____ Information shown

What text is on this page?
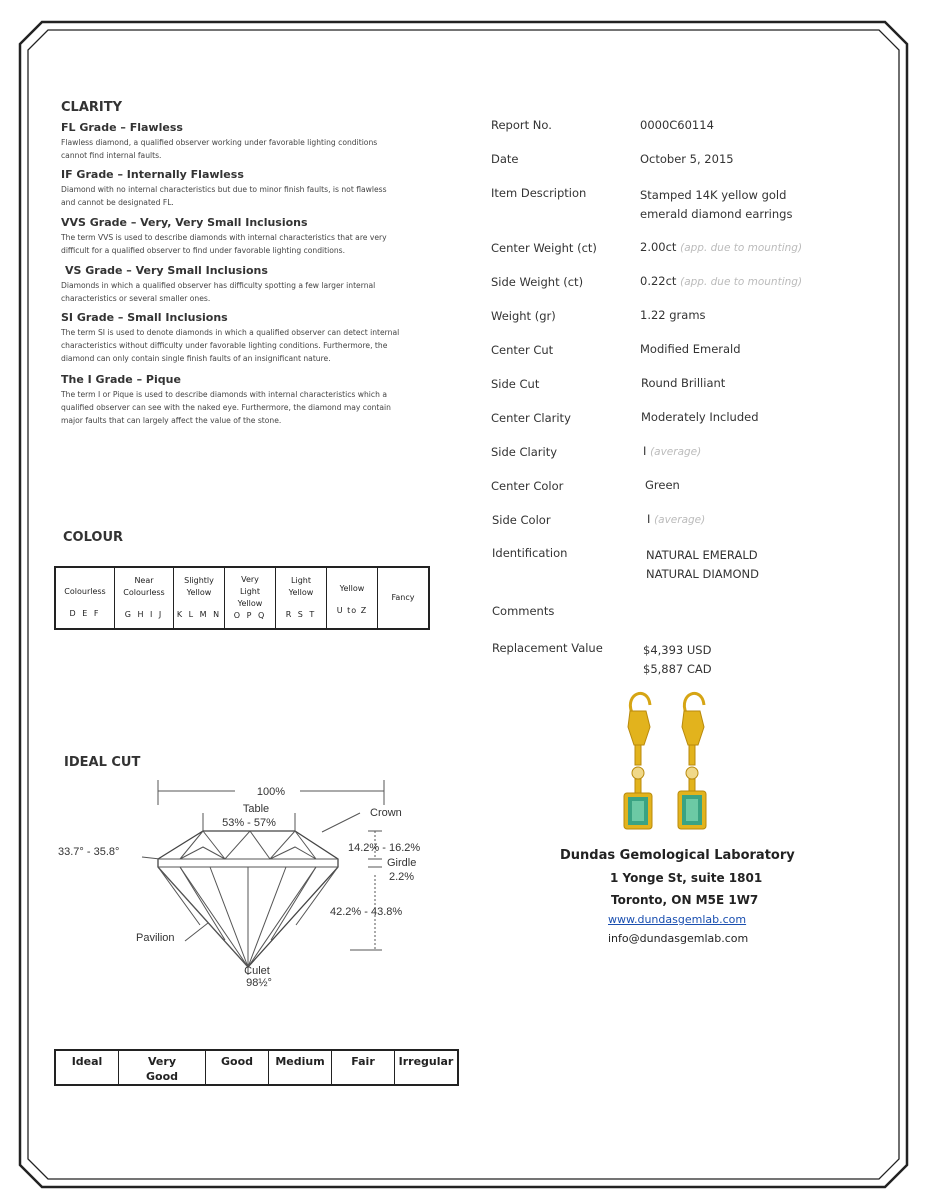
CLARITY
FL Grade – Flawless
Flawless diamond, a qualified observer working under favorable lighting conditions
cannot find internal faults.
IF Grade – Internally Flawless
Diamond with no internal characteristics but due to minor finish faults, is not flawless
and cannot be designated FL.
VVS Grade – Very, Very Small Inclusions
The term VVS is used to describe diamonds with internal characteristics that are very
difficult for a qualified observer to find under favorable lighting conditions.
VS Grade – Very Small Inclusions
Diamonds in which a qualified observer has difficulty spotting a few larger internal
characteristics or several smaller ones.
SI Grade – Small Inclusions
The term SI is used to denote diamonds in which a qualified observer can detect internal
characteristics without difficulty under favorable lighting conditions. Furthermore, the
diamond can only contain single finish faults of an insignificant nature.
The I Grade – Pique
The term I or Pique is used to describe diamonds with internal characteristics which a
qualified observer can see with the naked eye. Furthermore, the diamond may contain
major faults that can largely affect the value of the stone.
COLOUR
Colourless
D E F

Near Colourless
G H I J

Slightly Yellow
K L M N

Very Light Yellow
O P Q

Light Yellow
R S T

Yellow
U to Z

Fancy
IDEAL CUT
100%
Table
53% - 57%
Crown
33.7° - 35.8°	14.2% - 16.2%
Girdle
2.2%
42.2% - 43.8%
Pavilion
Culet
98½°
Ideal	Very Good	Good	Medium	Fair	Irregular
Report No.	0000C60114
Date	October 5, 2015
Item Description	Stamped 14K yellow gold
emerald diamond earrings
Center Weight (ct)	2.00ct (app. due to mounting)
Side Weight (ct)	0.22ct (app. due to mounting)
Weight (gr)	1.22 grams
Center Cut	Modified Emerald
Side Cut	Round Brilliant
Center Clarity	Moderately Included
Side Clarity	I (average)
Center Color	Green
Side Color	I (average)
Identification	NATURAL EMERALD
NATURAL DIAMOND
Comments
Replacement Value	$4,393 USD
$5,887 CAD
Dundas Gemological Laboratory
1 Yonge St, suite 1801
Toronto, ON M5E 1W7
www.dundasgemlab.com
info@dundasgemlab.com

________

» Exercise aim
Reproduce each entry precisely, dropping only the pictures.

» Finished task
What text is on this page?
CLARITY
FL Grade – Flawless
Flawless diamond, a qualified observer working under favorable lighting conditions
cannot find internal faults.
IF Grade – Internally Flawless
Diamond with no internal characteristics but due to minor finish faults, is not flawless
and cannot be designated FL.
VVS Grade – Very, Very Small Inclusions
The term VVS is used to describe diamonds with internal characteristics that are very
difficult for a qualified observer to find under favorable lighting conditions.
VS Grade – Very Small Inclusions
Diamonds in which a qualified observer has difficulty spotting a few larger internal
characteristics or several smaller ones.
SI Grade – Small Inclusions
The term SI is used to denote diamonds in which a qualified observer can detect internal
characteristics without difficulty under favorable lighting conditions. Furthermore, the
diamond can only contain single finish faults of an insignificant nature.
The I Grade – Pique
The term I or Pique is used to describe diamonds with internal characteristics which a
qualified observer can see with the naked eye. Furthermore, the diamond may contain
major faults that can largely affect the value of the stone.
COLOUR
Colourless
D E F

Near Colourless
G H I J

Slightly Yellow
K L M N

Very Light Yellow
O P Q

Light Yellow
R S T

Yellow
U to Z

Fancy
IDEAL CUT
100%
Table
53% - 57%
Crown
33.7° - 35.8°	14.2% - 16.2%
Girdle
2.2%
42.2% - 43.8%
Pavilion
Culet
98½°
Ideal	Very Good	Good	Medium	Fair	Irregular
Report No.	0000C60114
Date	October 5, 2015
Item Description	Stamped 14K yellow gold
emerald diamond earrings
Center Weight (ct)	2.00ct (app. due to mounting)
Side Weight (ct)	0.22ct (app. due to mounting)
Weight (gr)	1.22 grams
Center Cut	Modified Emerald
Side Cut	Round Brilliant
Center Clarity	Moderately Included
Side Clarity	I (average)
Center Color	Green
Side Color	I (average)
Identification	NATURAL EMERALD
NATURAL DIAMOND
Comments
Replacement Value	$4,393 USD
$5,887 CAD
Dundas Gemological Laboratory
1 Yonge St, suite 1801
Toronto, ON M5E 1W7
www.dundasgemlab.com
info@dundasgemlab.com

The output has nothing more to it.